▶ [ACTIVITY]:
Search the records below for the word "from". Copy each line where it occurs.

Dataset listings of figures
....
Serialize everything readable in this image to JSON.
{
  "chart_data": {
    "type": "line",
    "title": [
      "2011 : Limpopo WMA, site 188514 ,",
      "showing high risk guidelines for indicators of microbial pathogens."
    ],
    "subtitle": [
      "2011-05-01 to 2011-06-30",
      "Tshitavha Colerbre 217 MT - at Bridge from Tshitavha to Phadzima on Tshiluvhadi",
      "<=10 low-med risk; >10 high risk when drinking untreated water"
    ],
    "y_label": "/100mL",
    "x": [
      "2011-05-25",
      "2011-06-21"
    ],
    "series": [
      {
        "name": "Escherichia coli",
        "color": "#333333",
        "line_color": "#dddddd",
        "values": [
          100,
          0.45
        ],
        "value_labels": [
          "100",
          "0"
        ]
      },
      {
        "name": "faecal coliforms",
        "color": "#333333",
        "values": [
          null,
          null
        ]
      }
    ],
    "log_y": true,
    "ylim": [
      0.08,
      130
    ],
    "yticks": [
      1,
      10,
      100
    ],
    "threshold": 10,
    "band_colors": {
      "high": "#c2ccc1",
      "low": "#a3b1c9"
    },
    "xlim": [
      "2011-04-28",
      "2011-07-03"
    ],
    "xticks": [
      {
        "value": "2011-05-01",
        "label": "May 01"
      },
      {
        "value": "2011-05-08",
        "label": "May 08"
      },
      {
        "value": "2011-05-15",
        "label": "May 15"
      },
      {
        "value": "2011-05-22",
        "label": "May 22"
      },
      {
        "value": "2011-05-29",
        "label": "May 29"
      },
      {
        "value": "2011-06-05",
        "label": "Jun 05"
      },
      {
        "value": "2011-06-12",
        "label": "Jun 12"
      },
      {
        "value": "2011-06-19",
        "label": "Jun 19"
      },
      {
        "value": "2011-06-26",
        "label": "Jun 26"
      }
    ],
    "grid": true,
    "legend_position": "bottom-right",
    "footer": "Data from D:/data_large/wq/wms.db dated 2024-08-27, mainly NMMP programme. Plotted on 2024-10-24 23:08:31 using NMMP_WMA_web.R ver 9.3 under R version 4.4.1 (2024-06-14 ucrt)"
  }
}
....
▶ [RESULT]:
      "Tshitavha Colerbre 217 MT - at Bridge from Tshitavha to Phadzima on Tshiluvhadi",
    "footer": "Data from D:/data_large/wq/wms.db dated 2024-08-27, mainly NMMP programme. Plotted on 2024-10-24 23:08:31 using NMMP_WMA_web.R ver 9.3 under R version 4.4.1 (2024-06-14 ucrt)"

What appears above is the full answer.